* begin *

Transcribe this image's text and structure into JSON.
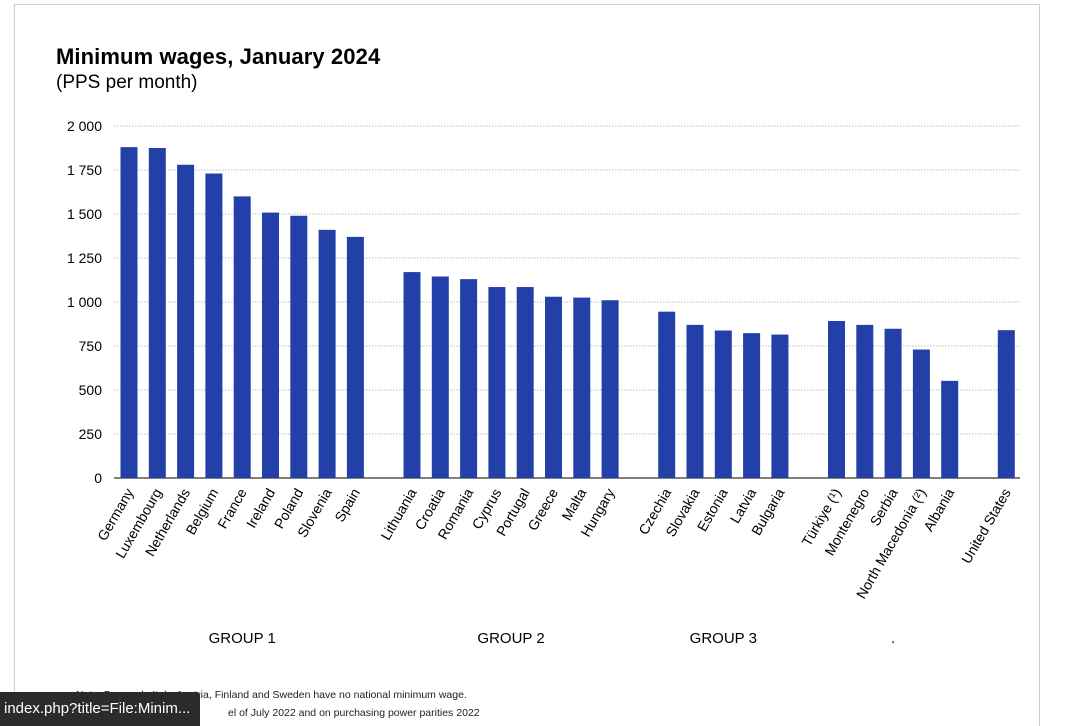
{
  "title": "Minimum wages, January 2024",
  "subtitle": "(PPS per month)",
  "colors": {
    "bar": "#2340a8",
    "grid": "#bfbfbf",
    "axis": "#000000"
  },
  "chart_data": {
    "type": "bar",
    "ylim": [
      0,
      2000
    ],
    "yticks": [
      0,
      250,
      500,
      750,
      1000,
      1250,
      1500,
      1750,
      2000
    ],
    "ytick_labels": [
      "0",
      "250",
      "500",
      "750",
      "1 000",
      "1 250",
      "1 500",
      "1 750",
      "2 000"
    ],
    "grid": true,
    "groups": [
      {
        "label": "GROUP 1",
        "categories": [
          "Germany",
          "Luxembourg",
          "Netherlands",
          "Belgium",
          "France",
          "Ireland",
          "Poland",
          "Slovenia",
          "Spain"
        ],
        "values": [
          1880,
          1875,
          1780,
          1730,
          1600,
          1508,
          1490,
          1410,
          1370
        ]
      },
      {
        "label": "GROUP 2",
        "categories": [
          "Lithuania",
          "Croatia",
          "Romania",
          "Cyprus",
          "Portugal",
          "Greece",
          "Malta",
          "Hungary"
        ],
        "values": [
          1170,
          1145,
          1130,
          1085,
          1085,
          1030,
          1025,
          1010
        ]
      },
      {
        "label": "GROUP 3",
        "categories": [
          "Czechia",
          "Slovakia",
          "Estonia",
          "Latvia",
          "Bulgaria"
        ],
        "values": [
          945,
          870,
          838,
          823,
          815
        ]
      },
      {
        "label": ".",
        "categories": [
          "Türkiye (¹)",
          "Montenegro",
          "Serbia",
          "North Macedonia (²)",
          "Albania"
        ],
        "values": [
          892,
          870,
          848,
          730,
          552
        ]
      },
      {
        "label": "",
        "categories": [
          "United States"
        ],
        "values": [
          840
        ]
      }
    ]
  },
  "notes": {
    "line1": "Note: Denmark, Italy, Austria, Finland and Sweden have no national minimum wage.",
    "line2": "el of July 2022 and on purchasing power parities 2022"
  },
  "status_link": "index.php?title=File:Minim..."
}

* end *

Given exercise: Write out the listing word for word, omitting the pictures it holds.

Result of the exercise:
Transcribe this image's text and structure into JSON.
{
  "title": "Minimum wages, January 2024",
  "subtitle": "(PPS per month)",
  "colors": {
    "bar": "#2340a8",
    "grid": "#bfbfbf",
    "axis": "#000000"
  },
  "chart_data": {
    "type": "bar",
    "ylim": [
      0,
      2000
    ],
    "yticks": [
      0,
      250,
      500,
      750,
      1000,
      1250,
      1500,
      1750,
      2000
    ],
    "ytick_labels": [
      "0",
      "250",
      "500",
      "750",
      "1 000",
      "1 250",
      "1 500",
      "1 750",
      "2 000"
    ],
    "grid": true,
    "groups": [
      {
        "label": "GROUP 1",
        "categories": [
          "Germany",
          "Luxembourg",
          "Netherlands",
          "Belgium",
          "France",
          "Ireland",
          "Poland",
          "Slovenia",
          "Spain"
        ],
        "values": [
          1880,
          1875,
          1780,
          1730,
          1600,
          1508,
          1490,
          1410,
          1370
        ]
      },
      {
        "label": "GROUP 2",
        "categories": [
          "Lithuania",
          "Croatia",
          "Romania",
          "Cyprus",
          "Portugal",
          "Greece",
          "Malta",
          "Hungary"
        ],
        "values": [
          1170,
          1145,
          1130,
          1085,
          1085,
          1030,
          1025,
          1010
        ]
      },
      {
        "label": "GROUP 3",
        "categories": [
          "Czechia",
          "Slovakia",
          "Estonia",
          "Latvia",
          "Bulgaria"
        ],
        "values": [
          945,
          870,
          838,
          823,
          815
        ]
      },
      {
        "label": ".",
        "categories": [
          "Türkiye (¹)",
          "Montenegro",
          "Serbia",
          "North Macedonia (²)",
          "Albania"
        ],
        "values": [
          892,
          870,
          848,
          730,
          552
        ]
      },
      {
        "label": "",
        "categories": [
          "United States"
        ],
        "values": [
          840
        ]
      }
    ]
  },
  "notes": {
    "line1": "Note: Denmark, Italy, Austria, Finland and Sweden have no national minimum wage.",
    "line2": "el of July 2022 and on purchasing power parities 2022"
  },
  "status_link": "index.php?title=File:Minim..."
}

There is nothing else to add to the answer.